**Stated goal**
Read through the records below and copy each line that uses the word "this".
★ ★ ★ ★ ★
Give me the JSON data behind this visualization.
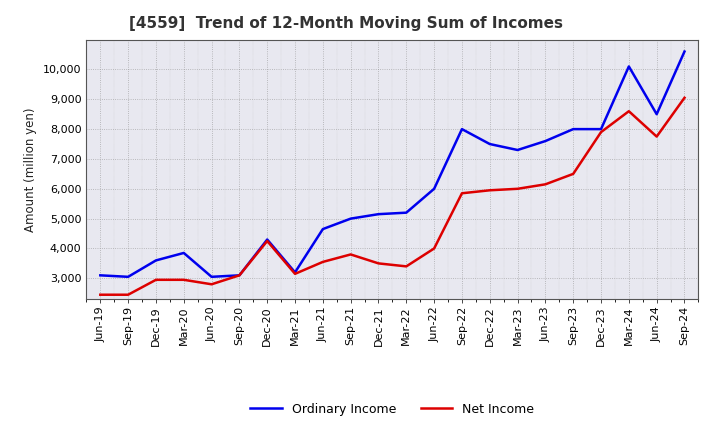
{
  "title": "[4559]  Trend of 12-Month Moving Sum of Incomes",
  "ylabel": "Amount (million yen)",
  "labels": [
    "Jun-19",
    "Sep-19",
    "Dec-19",
    "Mar-20",
    "Jun-20",
    "Sep-20",
    "Dec-20",
    "Mar-21",
    "Jun-21",
    "Sep-21",
    "Dec-21",
    "Mar-22",
    "Jun-22",
    "Sep-22",
    "Dec-22",
    "Mar-23",
    "Jun-23",
    "Sep-23",
    "Dec-23",
    "Mar-24",
    "Jun-24",
    "Sep-24"
  ],
  "ordinary_income": [
    3100,
    3050,
    3600,
    3850,
    3050,
    3100,
    4300,
    3200,
    4650,
    5000,
    5150,
    5200,
    6000,
    8000,
    7500,
    7300,
    7600,
    8000,
    8000,
    10100,
    8500,
    10600
  ],
  "net_income": [
    2450,
    2450,
    2950,
    2950,
    2800,
    3100,
    4250,
    3150,
    3550,
    3800,
    3500,
    3400,
    4000,
    5850,
    5950,
    6000,
    6150,
    6500,
    7900,
    8600,
    7750,
    9050
  ],
  "ordinary_income_color": "#0000ee",
  "net_income_color": "#dd0000",
  "background_color": "#ffffff",
  "plot_bg_color": "#e8e8f0",
  "grid_color": "#999999",
  "ylim": [
    2300,
    11000
  ],
  "yticks": [
    3000,
    4000,
    5000,
    6000,
    7000,
    8000,
    9000,
    10000
  ],
  "legend_labels": [
    "Ordinary Income",
    "Net Income"
  ],
  "line_width": 1.8,
  "title_color": "#333333",
  "title_fontsize": 11,
  "ylabel_fontsize": 8.5,
  "tick_fontsize": 8
}
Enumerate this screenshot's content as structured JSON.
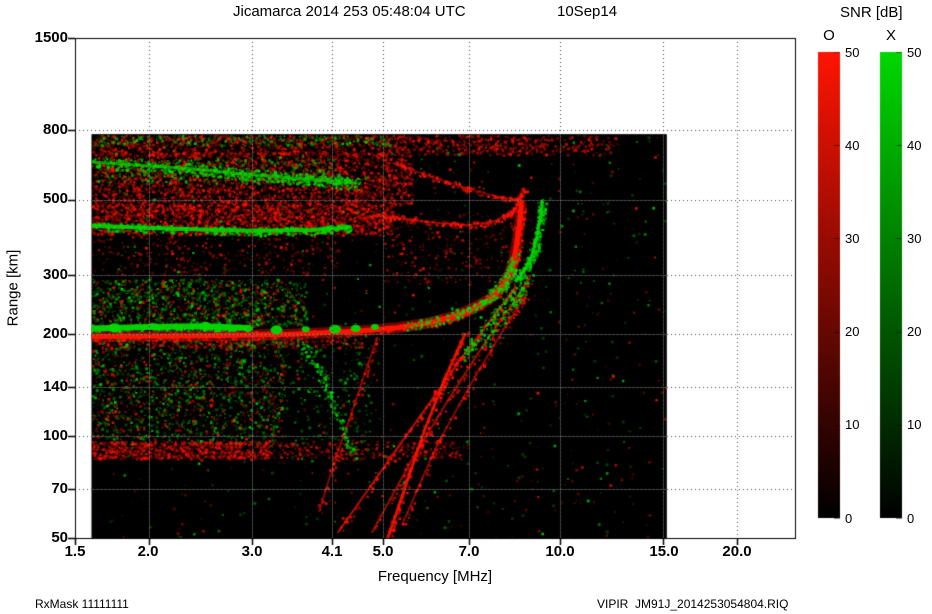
★ ★ ★ ★ ★
**Written solution**
Give me the JSON data behind this visualization.
Enumerate this screenshot's content as structured JSON.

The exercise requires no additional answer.